Goal of the exercise - The output should be every line below that includes the word "haben".

BEGIN Source material

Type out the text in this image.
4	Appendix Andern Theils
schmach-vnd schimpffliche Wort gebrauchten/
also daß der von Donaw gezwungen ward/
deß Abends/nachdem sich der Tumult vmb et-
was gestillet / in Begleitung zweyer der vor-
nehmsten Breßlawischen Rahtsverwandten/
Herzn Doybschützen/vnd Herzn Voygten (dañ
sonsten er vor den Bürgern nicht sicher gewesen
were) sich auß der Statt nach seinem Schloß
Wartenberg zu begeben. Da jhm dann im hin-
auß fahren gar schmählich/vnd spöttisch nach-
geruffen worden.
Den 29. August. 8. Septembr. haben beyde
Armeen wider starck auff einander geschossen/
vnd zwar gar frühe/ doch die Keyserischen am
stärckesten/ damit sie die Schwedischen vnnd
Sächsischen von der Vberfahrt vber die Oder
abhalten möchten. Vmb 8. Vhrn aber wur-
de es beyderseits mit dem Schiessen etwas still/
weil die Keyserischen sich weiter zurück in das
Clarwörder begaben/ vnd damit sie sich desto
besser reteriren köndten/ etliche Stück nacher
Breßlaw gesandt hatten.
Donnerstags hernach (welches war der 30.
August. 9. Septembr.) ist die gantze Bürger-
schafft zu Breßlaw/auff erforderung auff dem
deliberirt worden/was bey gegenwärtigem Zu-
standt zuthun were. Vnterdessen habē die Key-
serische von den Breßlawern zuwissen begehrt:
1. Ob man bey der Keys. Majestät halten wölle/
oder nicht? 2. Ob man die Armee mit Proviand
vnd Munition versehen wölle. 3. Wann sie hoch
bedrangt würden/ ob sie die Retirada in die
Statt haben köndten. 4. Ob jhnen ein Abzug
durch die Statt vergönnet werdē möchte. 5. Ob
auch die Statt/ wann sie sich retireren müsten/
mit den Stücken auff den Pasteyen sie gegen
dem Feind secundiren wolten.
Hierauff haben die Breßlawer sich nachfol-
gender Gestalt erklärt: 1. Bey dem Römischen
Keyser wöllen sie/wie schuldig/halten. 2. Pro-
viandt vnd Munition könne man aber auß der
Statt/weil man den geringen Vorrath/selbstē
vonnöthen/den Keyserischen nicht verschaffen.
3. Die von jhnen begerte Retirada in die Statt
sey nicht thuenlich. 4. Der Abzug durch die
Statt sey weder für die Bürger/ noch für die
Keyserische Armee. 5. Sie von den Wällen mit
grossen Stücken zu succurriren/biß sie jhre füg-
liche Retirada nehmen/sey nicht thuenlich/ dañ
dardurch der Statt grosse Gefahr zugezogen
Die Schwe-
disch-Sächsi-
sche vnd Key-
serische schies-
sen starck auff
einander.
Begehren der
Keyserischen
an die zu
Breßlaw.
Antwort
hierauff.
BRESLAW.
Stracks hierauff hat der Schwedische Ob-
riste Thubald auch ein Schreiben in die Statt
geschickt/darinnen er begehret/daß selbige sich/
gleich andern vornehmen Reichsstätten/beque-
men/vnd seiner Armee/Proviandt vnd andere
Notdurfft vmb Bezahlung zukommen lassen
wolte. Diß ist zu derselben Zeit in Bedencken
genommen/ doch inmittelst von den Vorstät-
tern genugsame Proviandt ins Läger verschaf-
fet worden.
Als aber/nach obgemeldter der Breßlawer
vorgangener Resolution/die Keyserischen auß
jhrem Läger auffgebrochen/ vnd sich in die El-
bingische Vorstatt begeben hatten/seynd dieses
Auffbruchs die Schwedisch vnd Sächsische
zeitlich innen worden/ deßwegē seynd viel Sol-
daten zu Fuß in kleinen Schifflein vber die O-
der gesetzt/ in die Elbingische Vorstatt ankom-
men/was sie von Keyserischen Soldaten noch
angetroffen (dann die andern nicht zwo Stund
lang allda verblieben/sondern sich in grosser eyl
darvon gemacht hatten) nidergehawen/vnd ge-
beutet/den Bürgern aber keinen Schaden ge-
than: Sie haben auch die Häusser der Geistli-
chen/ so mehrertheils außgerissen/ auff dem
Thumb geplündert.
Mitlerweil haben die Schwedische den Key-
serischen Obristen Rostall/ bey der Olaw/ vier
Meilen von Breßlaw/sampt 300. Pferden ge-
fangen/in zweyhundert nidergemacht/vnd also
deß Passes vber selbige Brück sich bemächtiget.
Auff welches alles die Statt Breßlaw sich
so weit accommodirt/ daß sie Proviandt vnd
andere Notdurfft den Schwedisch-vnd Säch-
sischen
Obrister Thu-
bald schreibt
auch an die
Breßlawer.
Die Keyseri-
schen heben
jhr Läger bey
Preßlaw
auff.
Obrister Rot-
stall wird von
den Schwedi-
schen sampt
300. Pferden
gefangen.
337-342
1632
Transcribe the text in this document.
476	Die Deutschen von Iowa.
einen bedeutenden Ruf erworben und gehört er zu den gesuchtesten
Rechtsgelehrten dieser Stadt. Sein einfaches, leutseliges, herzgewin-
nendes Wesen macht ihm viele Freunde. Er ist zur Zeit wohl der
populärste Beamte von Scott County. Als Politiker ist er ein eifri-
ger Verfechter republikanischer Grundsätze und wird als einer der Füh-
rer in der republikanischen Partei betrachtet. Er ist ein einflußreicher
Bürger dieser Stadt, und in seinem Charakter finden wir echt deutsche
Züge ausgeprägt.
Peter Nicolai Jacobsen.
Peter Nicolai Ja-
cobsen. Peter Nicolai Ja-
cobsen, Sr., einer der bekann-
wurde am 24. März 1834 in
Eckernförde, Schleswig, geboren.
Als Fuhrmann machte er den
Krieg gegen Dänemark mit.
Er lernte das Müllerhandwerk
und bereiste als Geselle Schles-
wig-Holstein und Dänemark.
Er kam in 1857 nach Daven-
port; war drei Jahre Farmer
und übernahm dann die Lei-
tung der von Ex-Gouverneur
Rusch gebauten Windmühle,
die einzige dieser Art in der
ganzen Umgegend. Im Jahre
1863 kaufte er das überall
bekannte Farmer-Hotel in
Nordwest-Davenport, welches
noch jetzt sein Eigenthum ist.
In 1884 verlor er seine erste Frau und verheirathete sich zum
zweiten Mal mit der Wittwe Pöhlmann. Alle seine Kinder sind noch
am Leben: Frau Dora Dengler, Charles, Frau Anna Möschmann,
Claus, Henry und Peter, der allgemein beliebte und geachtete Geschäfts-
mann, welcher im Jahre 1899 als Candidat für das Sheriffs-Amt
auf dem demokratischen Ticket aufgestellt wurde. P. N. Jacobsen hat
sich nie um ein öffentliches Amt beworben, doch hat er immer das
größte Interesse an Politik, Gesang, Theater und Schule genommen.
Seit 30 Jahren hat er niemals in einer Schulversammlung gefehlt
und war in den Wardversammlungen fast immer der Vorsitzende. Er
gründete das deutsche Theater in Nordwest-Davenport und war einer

END Source material

Output of the exercise -
Den 29. August. 8. Septembr. haben beyde
Statt haben köndten. 4. Ob jhnen ein Abzug
Hierauff haben die Breßlawer sich nachfol-
than: Sie haben auch die Häusser der Geistli-
Mitlerweil haben die Schwedische den Key-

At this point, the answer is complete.